[Excerpts from a figure dataset]
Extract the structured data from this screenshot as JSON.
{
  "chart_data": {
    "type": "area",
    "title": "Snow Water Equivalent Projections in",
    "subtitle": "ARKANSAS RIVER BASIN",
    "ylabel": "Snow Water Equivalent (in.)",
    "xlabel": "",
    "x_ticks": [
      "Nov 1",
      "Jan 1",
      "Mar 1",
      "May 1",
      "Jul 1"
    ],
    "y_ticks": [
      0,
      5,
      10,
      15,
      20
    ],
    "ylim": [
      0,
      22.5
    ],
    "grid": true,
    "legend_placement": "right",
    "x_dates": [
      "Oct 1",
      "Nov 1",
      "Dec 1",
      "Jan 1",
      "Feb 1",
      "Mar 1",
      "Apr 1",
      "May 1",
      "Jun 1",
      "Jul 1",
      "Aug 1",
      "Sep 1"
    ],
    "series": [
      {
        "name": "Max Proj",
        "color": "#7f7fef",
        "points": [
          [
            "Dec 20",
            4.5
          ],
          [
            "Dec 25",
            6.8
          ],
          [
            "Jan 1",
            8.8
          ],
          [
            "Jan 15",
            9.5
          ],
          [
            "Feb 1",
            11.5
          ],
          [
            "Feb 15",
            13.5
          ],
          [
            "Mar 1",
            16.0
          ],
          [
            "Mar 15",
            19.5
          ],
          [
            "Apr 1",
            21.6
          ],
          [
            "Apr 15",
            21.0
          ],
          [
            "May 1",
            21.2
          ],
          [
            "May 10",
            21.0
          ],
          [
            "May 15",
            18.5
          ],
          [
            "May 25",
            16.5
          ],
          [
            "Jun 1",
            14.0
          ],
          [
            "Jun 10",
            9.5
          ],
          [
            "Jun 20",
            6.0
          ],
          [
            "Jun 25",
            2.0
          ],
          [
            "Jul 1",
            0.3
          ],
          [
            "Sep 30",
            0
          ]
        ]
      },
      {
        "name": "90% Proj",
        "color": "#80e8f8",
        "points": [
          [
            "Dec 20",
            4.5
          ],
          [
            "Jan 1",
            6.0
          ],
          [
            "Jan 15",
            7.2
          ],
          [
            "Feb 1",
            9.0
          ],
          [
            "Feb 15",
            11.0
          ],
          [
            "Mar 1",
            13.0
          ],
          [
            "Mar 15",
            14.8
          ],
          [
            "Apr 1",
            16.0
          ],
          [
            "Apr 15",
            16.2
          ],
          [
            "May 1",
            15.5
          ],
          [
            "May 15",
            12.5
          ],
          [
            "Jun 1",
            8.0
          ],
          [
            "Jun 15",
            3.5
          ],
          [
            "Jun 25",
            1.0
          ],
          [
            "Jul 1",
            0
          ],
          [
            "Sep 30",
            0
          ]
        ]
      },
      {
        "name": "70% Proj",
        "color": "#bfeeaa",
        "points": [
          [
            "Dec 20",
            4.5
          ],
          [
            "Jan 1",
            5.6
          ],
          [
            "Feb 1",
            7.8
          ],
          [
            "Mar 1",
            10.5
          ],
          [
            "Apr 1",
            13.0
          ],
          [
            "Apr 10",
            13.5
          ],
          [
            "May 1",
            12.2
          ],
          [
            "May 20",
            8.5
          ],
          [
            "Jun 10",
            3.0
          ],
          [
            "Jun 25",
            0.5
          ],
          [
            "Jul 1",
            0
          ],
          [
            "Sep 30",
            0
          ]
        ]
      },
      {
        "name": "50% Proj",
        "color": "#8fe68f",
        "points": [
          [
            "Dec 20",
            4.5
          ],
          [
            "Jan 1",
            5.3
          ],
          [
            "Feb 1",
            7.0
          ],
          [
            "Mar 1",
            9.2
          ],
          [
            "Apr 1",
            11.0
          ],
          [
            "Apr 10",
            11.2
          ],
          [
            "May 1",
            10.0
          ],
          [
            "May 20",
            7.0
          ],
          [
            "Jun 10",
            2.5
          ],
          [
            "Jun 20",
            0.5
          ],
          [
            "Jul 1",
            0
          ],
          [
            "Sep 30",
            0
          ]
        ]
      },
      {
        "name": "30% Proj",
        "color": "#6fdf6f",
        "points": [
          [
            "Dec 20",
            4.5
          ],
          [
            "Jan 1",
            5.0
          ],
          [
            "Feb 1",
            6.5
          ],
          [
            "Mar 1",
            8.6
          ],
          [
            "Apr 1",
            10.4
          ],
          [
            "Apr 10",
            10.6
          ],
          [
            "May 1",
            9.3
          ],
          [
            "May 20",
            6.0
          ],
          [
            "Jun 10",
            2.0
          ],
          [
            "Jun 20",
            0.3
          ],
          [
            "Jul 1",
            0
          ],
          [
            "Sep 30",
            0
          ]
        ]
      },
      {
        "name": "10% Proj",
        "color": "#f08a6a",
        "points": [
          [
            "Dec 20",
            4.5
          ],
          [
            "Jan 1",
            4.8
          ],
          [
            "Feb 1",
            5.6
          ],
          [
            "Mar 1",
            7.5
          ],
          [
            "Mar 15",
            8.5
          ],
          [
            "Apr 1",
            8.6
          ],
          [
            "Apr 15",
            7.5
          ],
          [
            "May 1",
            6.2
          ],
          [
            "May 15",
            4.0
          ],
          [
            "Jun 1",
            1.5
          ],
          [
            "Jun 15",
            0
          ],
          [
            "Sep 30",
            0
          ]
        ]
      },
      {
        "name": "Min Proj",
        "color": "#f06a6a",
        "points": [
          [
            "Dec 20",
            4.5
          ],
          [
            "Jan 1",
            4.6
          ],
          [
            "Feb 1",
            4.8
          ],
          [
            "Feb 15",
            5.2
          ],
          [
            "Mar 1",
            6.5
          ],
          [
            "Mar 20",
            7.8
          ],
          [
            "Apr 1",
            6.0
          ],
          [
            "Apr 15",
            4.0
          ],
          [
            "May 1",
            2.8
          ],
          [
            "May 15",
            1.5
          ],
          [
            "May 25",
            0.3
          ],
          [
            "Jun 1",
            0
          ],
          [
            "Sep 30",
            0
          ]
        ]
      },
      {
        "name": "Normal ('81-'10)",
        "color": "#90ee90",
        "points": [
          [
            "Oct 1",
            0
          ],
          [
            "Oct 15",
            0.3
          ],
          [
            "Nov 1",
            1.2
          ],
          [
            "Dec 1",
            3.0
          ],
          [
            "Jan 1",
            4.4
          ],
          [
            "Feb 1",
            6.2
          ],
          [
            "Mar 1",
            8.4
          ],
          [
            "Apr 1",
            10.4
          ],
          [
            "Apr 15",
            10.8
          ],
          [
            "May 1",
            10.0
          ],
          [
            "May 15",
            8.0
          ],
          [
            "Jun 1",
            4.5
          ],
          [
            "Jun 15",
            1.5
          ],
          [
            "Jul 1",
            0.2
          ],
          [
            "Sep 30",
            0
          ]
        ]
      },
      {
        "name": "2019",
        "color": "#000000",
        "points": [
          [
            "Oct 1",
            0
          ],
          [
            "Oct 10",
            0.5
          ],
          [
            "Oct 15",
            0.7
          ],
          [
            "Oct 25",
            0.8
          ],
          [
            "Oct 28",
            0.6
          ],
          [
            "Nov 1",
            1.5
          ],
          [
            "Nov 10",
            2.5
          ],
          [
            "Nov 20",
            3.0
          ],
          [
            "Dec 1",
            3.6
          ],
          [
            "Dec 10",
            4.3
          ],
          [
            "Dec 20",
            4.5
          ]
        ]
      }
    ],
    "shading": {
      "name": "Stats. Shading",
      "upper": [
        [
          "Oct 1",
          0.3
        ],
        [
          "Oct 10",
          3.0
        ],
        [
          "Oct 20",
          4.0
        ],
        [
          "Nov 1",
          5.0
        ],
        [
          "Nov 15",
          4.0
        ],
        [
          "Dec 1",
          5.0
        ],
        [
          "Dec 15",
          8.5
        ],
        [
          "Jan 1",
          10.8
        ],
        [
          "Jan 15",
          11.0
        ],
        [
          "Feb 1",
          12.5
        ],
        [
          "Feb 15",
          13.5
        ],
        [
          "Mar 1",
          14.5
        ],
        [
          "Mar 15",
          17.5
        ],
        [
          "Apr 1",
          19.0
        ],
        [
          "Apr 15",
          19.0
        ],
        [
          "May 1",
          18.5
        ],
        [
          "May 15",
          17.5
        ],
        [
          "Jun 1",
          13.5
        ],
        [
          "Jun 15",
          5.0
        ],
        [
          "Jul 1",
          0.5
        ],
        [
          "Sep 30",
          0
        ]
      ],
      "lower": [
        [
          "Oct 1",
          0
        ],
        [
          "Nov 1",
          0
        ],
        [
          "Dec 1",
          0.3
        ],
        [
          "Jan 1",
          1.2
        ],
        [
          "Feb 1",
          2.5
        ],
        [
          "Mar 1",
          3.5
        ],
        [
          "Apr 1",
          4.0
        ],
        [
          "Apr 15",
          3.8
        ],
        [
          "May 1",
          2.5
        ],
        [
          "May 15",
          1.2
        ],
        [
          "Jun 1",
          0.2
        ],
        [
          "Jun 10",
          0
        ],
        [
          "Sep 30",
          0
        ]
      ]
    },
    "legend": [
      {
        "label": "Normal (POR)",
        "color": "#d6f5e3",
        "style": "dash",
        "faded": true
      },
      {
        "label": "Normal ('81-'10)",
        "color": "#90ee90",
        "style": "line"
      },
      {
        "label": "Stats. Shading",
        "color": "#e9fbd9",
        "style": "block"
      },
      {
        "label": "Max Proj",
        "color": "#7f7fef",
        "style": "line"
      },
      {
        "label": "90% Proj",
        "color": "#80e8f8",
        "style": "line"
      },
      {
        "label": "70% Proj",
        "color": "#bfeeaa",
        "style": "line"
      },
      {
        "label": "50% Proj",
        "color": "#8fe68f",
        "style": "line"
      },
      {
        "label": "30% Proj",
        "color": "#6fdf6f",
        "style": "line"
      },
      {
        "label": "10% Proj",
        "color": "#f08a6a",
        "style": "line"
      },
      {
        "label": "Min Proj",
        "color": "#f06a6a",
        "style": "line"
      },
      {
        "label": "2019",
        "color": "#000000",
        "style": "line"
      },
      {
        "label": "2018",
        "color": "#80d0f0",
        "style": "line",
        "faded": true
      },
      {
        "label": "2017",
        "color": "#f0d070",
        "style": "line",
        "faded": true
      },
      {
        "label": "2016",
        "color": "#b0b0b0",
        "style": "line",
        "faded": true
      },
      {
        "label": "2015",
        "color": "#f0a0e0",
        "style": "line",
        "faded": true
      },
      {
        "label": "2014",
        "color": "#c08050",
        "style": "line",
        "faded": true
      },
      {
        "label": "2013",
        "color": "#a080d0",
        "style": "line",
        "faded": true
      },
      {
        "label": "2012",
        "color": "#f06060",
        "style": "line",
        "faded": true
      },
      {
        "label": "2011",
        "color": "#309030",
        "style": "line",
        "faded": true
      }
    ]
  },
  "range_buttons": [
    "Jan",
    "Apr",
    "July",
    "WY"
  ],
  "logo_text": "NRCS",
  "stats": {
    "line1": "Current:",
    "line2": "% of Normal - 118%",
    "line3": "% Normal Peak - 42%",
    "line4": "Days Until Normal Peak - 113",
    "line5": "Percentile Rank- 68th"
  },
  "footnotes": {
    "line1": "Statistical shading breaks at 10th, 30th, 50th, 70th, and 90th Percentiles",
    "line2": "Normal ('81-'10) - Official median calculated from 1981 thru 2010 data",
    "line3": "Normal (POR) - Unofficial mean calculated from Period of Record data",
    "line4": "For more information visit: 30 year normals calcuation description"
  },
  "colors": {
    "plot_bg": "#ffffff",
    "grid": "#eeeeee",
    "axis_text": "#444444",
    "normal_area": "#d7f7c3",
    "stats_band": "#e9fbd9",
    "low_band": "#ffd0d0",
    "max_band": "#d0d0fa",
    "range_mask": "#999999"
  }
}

GIVEN INSTRUCTION. Write down the number of lines where the word "Water" appears, and nothing further.

FULL OUTPUT. 2